* Written instruction:
Copy each line of the records that contains the word "реконструкции".

* Records provided:
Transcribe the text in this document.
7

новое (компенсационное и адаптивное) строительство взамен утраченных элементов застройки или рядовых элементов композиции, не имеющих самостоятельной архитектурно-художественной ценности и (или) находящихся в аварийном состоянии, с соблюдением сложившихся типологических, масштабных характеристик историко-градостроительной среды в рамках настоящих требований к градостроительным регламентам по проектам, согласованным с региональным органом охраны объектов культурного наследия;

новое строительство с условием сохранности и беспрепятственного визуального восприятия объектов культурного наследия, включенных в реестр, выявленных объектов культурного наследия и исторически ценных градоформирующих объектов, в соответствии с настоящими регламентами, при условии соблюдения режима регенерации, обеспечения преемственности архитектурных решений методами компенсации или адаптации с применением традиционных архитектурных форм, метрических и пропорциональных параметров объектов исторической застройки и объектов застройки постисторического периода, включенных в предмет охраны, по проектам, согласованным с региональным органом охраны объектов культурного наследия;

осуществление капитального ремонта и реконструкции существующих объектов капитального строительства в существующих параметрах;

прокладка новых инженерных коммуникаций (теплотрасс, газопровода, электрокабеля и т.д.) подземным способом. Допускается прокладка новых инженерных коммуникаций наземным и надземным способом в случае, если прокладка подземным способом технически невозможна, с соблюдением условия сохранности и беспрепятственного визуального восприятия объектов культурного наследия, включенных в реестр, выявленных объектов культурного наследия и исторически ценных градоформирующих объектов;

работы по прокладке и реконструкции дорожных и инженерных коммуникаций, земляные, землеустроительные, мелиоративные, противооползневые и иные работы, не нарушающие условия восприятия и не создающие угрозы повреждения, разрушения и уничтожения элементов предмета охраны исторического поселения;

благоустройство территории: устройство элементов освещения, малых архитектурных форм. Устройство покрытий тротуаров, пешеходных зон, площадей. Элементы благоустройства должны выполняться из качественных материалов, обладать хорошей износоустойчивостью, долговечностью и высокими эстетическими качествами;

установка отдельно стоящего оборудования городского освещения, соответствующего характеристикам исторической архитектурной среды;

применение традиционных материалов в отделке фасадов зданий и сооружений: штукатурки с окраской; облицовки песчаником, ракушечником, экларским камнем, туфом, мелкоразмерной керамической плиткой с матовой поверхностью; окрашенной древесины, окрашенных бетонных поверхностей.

* Output of the task:
осуществление капитального ремонта и реконструкции существующих объектов капитального строительства в существующих параметрах;
работы по прокладке и реконструкции дорожных и инженерных коммуникаций, земляные, землеустроительные, мелиоративные, противооползневые и иные работы, не нарушающие условия восприятия и не создающие угрозы повреждения, разрушения и уничтожения элементов предмета охраны исторического поселения;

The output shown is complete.